WHAT NEEDS TO BE DONE:
For the data below, work out how many lines include the string "Цвета" and report only the number.

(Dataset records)

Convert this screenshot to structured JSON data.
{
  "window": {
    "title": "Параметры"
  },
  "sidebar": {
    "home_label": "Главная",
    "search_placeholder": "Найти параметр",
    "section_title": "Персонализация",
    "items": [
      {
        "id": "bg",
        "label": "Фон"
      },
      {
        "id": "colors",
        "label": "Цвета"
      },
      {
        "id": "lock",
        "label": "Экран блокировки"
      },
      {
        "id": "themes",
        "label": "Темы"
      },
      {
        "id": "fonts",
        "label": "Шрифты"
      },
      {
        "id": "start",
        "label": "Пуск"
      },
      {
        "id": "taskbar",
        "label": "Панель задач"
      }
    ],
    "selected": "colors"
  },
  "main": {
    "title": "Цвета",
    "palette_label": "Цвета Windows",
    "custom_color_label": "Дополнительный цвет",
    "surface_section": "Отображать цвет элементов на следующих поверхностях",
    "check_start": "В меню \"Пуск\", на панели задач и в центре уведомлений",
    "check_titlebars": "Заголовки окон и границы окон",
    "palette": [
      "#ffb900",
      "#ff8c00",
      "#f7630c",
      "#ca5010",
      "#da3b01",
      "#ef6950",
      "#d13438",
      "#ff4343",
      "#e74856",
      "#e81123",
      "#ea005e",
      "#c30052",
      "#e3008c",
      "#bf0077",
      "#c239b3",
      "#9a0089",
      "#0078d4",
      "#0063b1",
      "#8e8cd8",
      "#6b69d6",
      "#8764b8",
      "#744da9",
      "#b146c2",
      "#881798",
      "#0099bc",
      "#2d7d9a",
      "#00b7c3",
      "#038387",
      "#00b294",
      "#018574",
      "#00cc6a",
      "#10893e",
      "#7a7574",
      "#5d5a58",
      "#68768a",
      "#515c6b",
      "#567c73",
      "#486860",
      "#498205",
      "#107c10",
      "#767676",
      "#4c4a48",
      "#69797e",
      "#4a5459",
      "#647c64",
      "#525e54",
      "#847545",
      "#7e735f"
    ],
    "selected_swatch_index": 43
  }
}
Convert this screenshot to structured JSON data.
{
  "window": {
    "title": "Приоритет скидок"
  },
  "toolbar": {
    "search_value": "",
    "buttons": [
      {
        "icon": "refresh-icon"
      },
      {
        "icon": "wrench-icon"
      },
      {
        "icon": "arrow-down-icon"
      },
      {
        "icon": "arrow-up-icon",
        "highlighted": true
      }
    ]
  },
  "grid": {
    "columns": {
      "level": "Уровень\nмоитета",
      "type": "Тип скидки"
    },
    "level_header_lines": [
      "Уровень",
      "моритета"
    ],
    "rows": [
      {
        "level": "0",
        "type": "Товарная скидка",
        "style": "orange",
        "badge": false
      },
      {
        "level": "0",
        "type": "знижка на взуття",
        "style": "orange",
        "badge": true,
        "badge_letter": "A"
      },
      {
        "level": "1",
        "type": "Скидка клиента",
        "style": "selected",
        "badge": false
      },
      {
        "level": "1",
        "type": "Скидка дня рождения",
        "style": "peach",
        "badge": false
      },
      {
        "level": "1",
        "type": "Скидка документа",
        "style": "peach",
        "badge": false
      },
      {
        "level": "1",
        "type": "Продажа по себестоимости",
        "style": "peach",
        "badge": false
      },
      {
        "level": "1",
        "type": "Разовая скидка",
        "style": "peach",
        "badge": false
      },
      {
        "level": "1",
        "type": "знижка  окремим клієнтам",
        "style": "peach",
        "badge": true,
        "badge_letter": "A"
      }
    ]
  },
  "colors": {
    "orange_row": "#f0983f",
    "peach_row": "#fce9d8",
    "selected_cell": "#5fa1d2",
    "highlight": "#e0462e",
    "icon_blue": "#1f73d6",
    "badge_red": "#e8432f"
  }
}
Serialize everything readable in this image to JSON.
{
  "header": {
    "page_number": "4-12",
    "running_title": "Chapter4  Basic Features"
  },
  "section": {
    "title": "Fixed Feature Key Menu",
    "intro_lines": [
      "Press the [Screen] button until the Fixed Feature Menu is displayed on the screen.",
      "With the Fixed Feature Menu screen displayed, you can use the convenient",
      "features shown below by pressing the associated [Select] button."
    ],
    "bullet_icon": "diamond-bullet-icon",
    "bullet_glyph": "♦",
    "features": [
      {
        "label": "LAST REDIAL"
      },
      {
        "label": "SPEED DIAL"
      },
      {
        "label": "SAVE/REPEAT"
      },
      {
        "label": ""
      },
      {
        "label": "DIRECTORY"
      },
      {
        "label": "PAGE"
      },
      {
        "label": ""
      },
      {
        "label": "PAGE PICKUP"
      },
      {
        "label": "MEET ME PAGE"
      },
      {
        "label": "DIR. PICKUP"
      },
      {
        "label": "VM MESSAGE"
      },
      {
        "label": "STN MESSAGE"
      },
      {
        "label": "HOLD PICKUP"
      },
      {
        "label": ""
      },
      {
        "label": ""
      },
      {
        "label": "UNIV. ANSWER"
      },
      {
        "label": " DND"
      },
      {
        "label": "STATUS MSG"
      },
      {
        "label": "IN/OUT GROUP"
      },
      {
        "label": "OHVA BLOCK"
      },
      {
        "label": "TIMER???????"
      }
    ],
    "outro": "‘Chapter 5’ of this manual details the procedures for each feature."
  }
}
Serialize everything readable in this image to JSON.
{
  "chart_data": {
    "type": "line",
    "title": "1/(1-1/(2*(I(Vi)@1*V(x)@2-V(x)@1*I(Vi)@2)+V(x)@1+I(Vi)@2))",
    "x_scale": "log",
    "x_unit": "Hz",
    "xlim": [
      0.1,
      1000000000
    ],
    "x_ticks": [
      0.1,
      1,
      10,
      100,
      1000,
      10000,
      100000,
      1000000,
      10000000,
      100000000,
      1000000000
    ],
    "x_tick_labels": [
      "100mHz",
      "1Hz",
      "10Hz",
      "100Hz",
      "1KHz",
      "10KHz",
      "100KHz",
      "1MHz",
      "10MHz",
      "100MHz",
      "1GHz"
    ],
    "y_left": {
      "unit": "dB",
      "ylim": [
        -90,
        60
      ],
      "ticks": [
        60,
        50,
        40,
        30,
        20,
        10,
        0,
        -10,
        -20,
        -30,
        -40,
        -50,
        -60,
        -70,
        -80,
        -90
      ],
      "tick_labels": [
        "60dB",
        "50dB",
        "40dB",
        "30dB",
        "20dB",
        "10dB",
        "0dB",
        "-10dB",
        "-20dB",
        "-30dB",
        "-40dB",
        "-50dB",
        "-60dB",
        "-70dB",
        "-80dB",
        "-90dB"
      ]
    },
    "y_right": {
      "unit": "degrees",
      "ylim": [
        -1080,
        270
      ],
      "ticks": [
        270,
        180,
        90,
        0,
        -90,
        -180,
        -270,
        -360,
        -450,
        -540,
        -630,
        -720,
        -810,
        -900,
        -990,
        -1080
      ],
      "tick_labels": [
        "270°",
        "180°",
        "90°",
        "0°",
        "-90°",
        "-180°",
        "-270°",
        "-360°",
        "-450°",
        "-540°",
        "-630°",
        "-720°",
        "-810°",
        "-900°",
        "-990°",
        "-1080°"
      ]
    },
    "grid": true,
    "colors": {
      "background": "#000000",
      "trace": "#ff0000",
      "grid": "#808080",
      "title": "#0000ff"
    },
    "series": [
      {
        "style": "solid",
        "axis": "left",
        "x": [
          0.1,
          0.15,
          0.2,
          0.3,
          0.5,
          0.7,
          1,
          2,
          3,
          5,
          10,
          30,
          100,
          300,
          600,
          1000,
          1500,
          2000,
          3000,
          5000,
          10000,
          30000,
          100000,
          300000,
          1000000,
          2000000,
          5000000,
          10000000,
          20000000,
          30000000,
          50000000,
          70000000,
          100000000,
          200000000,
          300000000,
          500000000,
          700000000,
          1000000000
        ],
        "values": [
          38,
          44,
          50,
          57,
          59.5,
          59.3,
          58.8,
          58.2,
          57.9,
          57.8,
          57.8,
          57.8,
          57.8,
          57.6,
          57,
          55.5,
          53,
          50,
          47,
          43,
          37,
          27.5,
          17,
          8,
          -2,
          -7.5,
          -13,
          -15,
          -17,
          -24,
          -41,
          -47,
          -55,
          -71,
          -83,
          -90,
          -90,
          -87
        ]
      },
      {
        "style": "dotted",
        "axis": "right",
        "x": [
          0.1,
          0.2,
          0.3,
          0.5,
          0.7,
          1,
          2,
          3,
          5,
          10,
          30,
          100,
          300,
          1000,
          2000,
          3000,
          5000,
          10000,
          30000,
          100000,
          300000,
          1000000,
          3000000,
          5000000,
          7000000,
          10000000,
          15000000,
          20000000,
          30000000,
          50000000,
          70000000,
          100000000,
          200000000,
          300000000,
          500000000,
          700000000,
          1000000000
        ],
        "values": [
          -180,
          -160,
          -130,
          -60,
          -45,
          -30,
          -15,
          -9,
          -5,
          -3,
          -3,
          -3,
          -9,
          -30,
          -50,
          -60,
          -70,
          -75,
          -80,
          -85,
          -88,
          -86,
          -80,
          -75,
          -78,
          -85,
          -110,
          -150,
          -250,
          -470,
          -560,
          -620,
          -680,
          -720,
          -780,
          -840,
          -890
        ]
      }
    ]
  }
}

ANSWER IN FULL:
3